| AUFGABE |
Geben Sie sämtliche Zeilen der folgenden Datensätze zeichengenau und vollständig wieder.

━━━ ÜBUNGSMATERIAL ━━━

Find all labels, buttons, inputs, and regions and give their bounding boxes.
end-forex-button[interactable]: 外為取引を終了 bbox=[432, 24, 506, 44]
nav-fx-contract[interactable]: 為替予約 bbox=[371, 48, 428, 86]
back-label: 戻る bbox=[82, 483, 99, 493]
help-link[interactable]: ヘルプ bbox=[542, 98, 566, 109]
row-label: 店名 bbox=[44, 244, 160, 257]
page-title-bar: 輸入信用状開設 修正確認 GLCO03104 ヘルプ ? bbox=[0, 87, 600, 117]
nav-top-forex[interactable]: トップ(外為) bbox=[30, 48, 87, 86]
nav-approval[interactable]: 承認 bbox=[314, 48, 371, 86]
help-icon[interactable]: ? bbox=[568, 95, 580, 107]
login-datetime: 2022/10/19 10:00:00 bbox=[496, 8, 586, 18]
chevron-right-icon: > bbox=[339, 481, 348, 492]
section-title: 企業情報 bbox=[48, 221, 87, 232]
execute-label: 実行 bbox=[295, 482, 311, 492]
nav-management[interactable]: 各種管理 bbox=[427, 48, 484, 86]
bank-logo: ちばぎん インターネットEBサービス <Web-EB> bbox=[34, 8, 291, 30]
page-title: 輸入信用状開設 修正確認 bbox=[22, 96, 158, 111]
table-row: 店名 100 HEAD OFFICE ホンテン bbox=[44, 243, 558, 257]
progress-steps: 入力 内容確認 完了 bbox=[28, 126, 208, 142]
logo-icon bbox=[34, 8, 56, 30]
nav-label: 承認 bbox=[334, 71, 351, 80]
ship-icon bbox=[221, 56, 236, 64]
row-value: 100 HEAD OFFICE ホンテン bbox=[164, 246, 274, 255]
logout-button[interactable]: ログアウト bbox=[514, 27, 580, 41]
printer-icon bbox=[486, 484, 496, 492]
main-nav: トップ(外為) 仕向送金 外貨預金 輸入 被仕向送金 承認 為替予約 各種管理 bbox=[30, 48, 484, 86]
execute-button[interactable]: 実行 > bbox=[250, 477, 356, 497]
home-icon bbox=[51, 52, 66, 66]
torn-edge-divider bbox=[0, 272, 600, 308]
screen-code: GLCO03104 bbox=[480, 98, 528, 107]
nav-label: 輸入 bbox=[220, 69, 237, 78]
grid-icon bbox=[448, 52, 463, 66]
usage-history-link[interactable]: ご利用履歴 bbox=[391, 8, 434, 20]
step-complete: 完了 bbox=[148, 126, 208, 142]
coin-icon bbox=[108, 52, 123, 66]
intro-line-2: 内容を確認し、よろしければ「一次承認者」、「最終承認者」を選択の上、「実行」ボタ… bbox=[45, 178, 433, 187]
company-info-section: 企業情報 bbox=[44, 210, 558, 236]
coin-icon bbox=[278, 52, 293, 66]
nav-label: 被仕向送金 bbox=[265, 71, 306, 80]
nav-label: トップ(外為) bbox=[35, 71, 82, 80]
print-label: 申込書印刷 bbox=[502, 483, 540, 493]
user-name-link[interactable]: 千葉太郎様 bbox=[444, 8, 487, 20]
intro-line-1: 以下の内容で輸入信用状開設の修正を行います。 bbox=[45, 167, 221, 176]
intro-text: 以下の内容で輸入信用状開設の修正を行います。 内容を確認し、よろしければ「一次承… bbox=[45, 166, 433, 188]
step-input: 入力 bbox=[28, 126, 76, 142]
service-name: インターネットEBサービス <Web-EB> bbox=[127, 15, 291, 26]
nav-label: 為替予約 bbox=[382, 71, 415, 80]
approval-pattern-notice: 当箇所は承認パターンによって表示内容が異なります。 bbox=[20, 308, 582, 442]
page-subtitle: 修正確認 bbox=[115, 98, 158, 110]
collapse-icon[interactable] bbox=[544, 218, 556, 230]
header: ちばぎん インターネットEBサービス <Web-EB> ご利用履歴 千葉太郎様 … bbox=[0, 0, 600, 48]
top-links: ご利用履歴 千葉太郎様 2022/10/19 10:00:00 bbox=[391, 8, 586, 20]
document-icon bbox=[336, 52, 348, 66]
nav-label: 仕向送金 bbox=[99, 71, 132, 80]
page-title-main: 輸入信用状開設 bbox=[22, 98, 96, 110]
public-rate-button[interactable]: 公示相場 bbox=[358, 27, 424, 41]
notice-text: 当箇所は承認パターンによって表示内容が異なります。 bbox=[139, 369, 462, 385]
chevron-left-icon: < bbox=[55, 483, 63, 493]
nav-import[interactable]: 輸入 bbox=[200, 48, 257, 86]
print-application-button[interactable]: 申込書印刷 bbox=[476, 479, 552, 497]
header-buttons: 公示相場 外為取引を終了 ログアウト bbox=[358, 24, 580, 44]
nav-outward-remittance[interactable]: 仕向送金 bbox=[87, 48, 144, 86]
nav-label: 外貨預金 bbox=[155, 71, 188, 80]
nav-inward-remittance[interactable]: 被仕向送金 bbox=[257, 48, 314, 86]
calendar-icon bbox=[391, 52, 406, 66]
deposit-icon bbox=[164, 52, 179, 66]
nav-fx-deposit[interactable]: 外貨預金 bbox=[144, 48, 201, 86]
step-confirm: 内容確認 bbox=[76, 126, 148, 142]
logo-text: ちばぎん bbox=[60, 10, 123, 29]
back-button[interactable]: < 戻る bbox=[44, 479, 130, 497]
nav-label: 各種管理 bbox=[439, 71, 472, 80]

━━━

| LÖSUNG |
Find all labels, buttons, inputs, and regions and give their bounding boxes.
end-forex-button[interactable]: 外為取引を終了 bbox=[432, 24, 506, 44]
nav-fx-contract[interactable]: 為替予約 bbox=[371, 48, 428, 86]
back-label: 戻る bbox=[82, 483, 99, 493]
help-link[interactable]: ヘルプ bbox=[542, 98, 566, 109]
row-label: 店名 bbox=[44, 244, 160, 257]
page-title-bar: 輸入信用状開設 修正確認 GLCO03104 ヘルプ ? bbox=[0, 87, 600, 117]
nav-top-forex[interactable]: トップ(外為) bbox=[30, 48, 87, 86]
nav-approval[interactable]: 承認 bbox=[314, 48, 371, 86]
help-icon[interactable]: ? bbox=[568, 95, 580, 107]
login-datetime: 2022/10/19 10:00:00 bbox=[496, 8, 586, 18]
chevron-right-icon: > bbox=[339, 481, 348, 492]
section-title: 企業情報 bbox=[48, 221, 87, 232]
execute-label: 実行 bbox=[295, 482, 311, 492]
nav-management[interactable]: 各種管理 bbox=[427, 48, 484, 86]
bank-logo: ちばぎん インターネットEBサービス <Web-EB> bbox=[34, 8, 291, 30]
page-title: 輸入信用状開設 修正確認 bbox=[22, 96, 158, 111]
table-row: 店名 100 HEAD OFFICE ホンテン bbox=[44, 243, 558, 257]
progress-steps: 入力 内容確認 完了 bbox=[28, 126, 208, 142]
logo-icon bbox=[34, 8, 56, 30]
nav-label: 承認 bbox=[334, 71, 351, 80]
ship-icon bbox=[221, 56, 236, 64]
row-value: 100 HEAD OFFICE ホンテン bbox=[164, 246, 274, 255]
logout-button[interactable]: ログアウト bbox=[514, 27, 580, 41]
printer-icon bbox=[486, 484, 496, 492]
main-nav: トップ(外為) 仕向送金 外貨預金 輸入 被仕向送金 承認 為替予約 各種管理 bbox=[30, 48, 484, 86]
execute-button[interactable]: 実行 > bbox=[250, 477, 356, 497]
home-icon bbox=[51, 52, 66, 66]
torn-edge-divider bbox=[0, 272, 600, 308]
screen-code: GLCO03104 bbox=[480, 98, 528, 107]
nav-label: 輸入 bbox=[220, 69, 237, 78]
grid-icon bbox=[448, 52, 463, 66]
usage-history-link[interactable]: ご利用履歴 bbox=[391, 8, 434, 20]
step-complete: 完了 bbox=[148, 126, 208, 142]
coin-icon bbox=[108, 52, 123, 66]
intro-line-2: 内容を確認し、よろしければ「一次承認者」、「最終承認者」を選択の上、「実行」ボタ… bbox=[45, 178, 433, 187]
company-info-section: 企業情報 bbox=[44, 210, 558, 236]
coin-icon bbox=[278, 52, 293, 66]
nav-label: 被仕向送金 bbox=[265, 71, 306, 80]
nav-label: トップ(外為) bbox=[35, 71, 82, 80]
print-label: 申込書印刷 bbox=[502, 483, 540, 493]
user-name-link[interactable]: 千葉太郎様 bbox=[444, 8, 487, 20]
intro-line-1: 以下の内容で輸入信用状開設の修正を行います。 bbox=[45, 167, 221, 176]
intro-text: 以下の内容で輸入信用状開設の修正を行います。 内容を確認し、よろしければ「一次承… bbox=[45, 166, 433, 188]
step-input: 入力 bbox=[28, 126, 76, 142]
service-name: インターネットEBサービス <Web-EB> bbox=[127, 15, 291, 26]
nav-label: 為替予約 bbox=[382, 71, 415, 80]
approval-pattern-notice: 当箇所は承認パターンによって表示内容が異なります。 bbox=[20, 308, 582, 442]
page-subtitle: 修正確認 bbox=[115, 98, 158, 110]
collapse-icon[interactable] bbox=[544, 218, 556, 230]
header: ちばぎん インターネットEBサービス <Web-EB> ご利用履歴 千葉太郎様 … bbox=[0, 0, 600, 48]
top-links: ご利用履歴 千葉太郎様 2022/10/19 10:00:00 bbox=[391, 8, 586, 20]
document-icon bbox=[336, 52, 348, 66]
nav-label: 仕向送金 bbox=[99, 71, 132, 80]
page-title-main: 輸入信用状開設 bbox=[22, 98, 96, 110]
public-rate-button[interactable]: 公示相場 bbox=[358, 27, 424, 41]
notice-text: 当箇所は承認パターンによって表示内容が異なります。 bbox=[139, 369, 462, 385]
chevron-left-icon: < bbox=[55, 483, 63, 493]
nav-import[interactable]: 輸入 bbox=[200, 48, 257, 86]
print-application-button[interactable]: 申込書印刷 bbox=[476, 479, 552, 497]
header-buttons: 公示相場 外為取引を終了 ログアウト bbox=[358, 24, 580, 44]
nav-outward-remittance[interactable]: 仕向送金 bbox=[87, 48, 144, 86]
nav-label: 外貨預金 bbox=[155, 71, 188, 80]
nav-inward-remittance[interactable]: 被仕向送金 bbox=[257, 48, 314, 86]
calendar-icon bbox=[391, 52, 406, 66]
deposit-icon bbox=[164, 52, 179, 66]
nav-fx-deposit[interactable]: 外貨預金 bbox=[144, 48, 201, 86]
step-confirm: 内容確認 bbox=[76, 126, 148, 142]
logo-text: ちばぎん bbox=[60, 10, 123, 29]
back-button[interactable]: < 戻る bbox=[44, 479, 130, 497]
nav-label: 各種管理 bbox=[439, 71, 472, 80]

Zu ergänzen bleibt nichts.